Aim
In the listing below, pick out every line that contains the string "resilient", counting only matches with the same uppercase and lowercase letters.
============
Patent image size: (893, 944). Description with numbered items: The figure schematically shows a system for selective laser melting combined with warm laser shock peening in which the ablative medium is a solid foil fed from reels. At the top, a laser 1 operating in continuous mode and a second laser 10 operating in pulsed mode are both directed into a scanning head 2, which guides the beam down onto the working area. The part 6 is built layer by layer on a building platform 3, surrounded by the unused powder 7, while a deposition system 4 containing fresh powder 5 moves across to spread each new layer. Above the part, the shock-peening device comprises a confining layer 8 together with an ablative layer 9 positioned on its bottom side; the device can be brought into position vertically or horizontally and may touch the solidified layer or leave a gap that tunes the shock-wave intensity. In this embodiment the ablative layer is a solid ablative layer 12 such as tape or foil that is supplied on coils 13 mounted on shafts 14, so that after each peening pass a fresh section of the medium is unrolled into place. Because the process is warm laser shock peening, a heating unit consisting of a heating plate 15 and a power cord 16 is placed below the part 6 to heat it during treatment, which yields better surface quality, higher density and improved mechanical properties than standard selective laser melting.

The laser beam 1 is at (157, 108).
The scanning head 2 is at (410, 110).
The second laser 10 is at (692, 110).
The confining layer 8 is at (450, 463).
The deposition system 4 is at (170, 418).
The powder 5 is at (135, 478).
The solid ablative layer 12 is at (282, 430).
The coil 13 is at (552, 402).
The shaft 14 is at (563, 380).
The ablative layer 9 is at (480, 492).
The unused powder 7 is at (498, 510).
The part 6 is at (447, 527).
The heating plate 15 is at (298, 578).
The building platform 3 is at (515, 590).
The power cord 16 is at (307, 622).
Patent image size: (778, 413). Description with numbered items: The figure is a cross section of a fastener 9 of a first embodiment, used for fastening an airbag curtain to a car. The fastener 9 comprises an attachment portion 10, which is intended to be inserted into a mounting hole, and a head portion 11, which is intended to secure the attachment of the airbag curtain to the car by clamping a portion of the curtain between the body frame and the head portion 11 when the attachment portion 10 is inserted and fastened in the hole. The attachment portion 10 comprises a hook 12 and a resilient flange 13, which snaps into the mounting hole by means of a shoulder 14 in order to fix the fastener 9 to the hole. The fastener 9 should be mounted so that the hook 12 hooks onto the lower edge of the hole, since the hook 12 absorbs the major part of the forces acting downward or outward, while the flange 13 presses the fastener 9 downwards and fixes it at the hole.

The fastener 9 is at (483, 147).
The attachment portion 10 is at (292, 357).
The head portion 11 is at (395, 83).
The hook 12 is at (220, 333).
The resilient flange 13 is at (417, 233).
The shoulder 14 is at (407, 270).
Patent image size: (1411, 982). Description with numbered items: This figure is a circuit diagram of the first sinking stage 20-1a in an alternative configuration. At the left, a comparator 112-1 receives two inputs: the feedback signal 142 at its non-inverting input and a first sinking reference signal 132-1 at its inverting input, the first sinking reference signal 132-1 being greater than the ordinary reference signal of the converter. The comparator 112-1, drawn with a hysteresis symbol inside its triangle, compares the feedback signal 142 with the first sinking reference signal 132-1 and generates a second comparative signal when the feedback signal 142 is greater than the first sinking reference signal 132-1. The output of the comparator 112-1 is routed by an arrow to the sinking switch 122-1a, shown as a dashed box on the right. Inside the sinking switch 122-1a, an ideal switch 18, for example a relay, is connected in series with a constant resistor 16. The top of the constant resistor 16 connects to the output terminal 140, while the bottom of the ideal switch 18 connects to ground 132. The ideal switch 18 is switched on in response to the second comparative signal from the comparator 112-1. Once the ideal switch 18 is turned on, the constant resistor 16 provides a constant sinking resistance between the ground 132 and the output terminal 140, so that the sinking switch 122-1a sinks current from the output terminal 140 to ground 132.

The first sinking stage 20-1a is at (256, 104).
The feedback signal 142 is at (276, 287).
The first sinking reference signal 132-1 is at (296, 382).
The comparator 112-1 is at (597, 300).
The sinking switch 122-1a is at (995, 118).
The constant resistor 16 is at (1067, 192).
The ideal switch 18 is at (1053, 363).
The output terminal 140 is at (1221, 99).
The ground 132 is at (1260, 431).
============
Result below
Patent image size: (778, 413). Description with numbered items: The figure is a cross section of a fastener 9 of a first embodiment, used for fastening an airbag curtain to a car. The fastener 9 comprises an attachment portion 10, which is intended to be inserted into a mounting hole, and a head portion 11, which is intended to secure the attachment of the airbag curtain to the car by clamping a portion of the curtain between the body frame and the head portion 11 when the attachment portion 10 is inserted and fastened in the hole. The attachment portion 10 comprises a hook 12 and a resilient flange 13, which snaps into the mounting hole by means of a shoulder 14 in order to fix the fastener 9 to the hole. The fastener 9 should be mounted so that the hook 12 hooks onto the lower edge of the hole, since the hook 12 absorbs the major part of the forces acting downward or outward, while the flange 13 presses the fastener 9 downwards and fixes it at the hole.
The resilient flange 13 is at (417, 233).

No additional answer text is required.